[EXCERPTED RECORDS]
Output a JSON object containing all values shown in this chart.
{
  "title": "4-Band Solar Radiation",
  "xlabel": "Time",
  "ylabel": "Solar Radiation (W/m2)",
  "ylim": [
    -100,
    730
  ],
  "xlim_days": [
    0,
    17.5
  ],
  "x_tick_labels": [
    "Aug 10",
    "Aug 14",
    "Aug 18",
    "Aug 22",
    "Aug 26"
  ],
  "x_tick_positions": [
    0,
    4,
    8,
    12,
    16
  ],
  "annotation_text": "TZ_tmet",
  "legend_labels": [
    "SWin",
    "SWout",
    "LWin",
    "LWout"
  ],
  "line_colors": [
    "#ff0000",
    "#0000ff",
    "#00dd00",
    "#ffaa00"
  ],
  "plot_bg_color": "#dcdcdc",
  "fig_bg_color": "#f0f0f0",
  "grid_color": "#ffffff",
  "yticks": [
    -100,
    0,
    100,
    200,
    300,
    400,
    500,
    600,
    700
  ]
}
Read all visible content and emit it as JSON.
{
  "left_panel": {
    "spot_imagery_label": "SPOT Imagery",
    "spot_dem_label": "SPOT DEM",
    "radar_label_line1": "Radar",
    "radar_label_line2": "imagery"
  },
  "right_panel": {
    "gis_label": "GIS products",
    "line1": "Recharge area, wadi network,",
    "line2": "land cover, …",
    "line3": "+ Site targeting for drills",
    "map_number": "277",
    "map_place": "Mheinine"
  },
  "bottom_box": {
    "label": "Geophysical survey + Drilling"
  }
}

[PROBLEM TO WORK ON]
Write out every entry again exactly, please, with nothing missing.

[FULL RESPONSE]
Output a JSON object containing all values shown in this chart.
{
  "title": "4-Band Solar Radiation",
  "xlabel": "Time",
  "ylabel": "Solar Radiation (W/m2)",
  "ylim": [
    -100,
    730
  ],
  "xlim_days": [
    0,
    17.5
  ],
  "x_tick_labels": [
    "Aug 10",
    "Aug 14",
    "Aug 18",
    "Aug 22",
    "Aug 26"
  ],
  "x_tick_positions": [
    0,
    4,
    8,
    12,
    16
  ],
  "annotation_text": "TZ_tmet",
  "legend_labels": [
    "SWin",
    "SWout",
    "LWin",
    "LWout"
  ],
  "line_colors": [
    "#ff0000",
    "#0000ff",
    "#00dd00",
    "#ffaa00"
  ],
  "plot_bg_color": "#dcdcdc",
  "fig_bg_color": "#f0f0f0",
  "grid_color": "#ffffff",
  "yticks": [
    -100,
    0,
    100,
    200,
    300,
    400,
    500,
    600,
    700
  ]
}
Read all visible content and emit it as JSON.
{
  "left_panel": {
    "spot_imagery_label": "SPOT Imagery",
    "spot_dem_label": "SPOT DEM",
    "radar_label_line1": "Radar",
    "radar_label_line2": "imagery"
  },
  "right_panel": {
    "gis_label": "GIS products",
    "line1": "Recharge area, wadi network,",
    "line2": "land cover, …",
    "line3": "+ Site targeting for drills",
    "map_number": "277",
    "map_place": "Mheinine"
  },
  "bottom_box": {
    "label": "Geophysical survey + Drilling"
  }
}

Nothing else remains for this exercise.